(Data entries for graphics)

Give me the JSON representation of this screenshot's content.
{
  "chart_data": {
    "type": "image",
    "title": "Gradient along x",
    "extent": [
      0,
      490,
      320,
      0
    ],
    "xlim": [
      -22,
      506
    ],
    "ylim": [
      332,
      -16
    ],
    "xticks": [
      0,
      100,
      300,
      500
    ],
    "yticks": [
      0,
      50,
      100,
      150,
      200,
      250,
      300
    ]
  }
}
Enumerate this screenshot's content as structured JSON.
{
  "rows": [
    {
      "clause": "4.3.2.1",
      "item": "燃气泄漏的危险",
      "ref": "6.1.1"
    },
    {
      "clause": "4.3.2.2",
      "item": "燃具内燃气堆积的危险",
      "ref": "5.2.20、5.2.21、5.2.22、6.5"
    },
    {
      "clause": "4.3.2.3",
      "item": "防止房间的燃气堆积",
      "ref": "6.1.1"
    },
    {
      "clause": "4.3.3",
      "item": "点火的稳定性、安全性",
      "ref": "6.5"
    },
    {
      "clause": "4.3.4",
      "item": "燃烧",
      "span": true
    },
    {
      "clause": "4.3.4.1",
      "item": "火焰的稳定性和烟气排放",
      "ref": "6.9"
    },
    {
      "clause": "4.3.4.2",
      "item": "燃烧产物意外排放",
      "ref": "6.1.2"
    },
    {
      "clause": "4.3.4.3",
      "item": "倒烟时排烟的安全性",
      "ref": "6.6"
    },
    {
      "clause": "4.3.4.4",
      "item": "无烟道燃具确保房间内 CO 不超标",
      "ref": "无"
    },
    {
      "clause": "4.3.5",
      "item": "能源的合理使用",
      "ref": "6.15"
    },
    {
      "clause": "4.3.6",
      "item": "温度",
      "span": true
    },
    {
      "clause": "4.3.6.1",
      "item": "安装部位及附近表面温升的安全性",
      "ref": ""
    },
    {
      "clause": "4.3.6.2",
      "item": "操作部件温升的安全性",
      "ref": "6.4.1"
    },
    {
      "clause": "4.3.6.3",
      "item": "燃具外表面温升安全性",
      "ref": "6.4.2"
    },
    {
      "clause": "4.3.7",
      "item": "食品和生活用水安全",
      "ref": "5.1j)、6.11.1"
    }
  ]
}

▶ _Stated exercise_: Scan the entries above for the word "this" and collect each line holding it.

▶ _Answer below_:
Give me the JSON representation of this screenshot's content.
Enumerate this screenshot's content as structured JSON.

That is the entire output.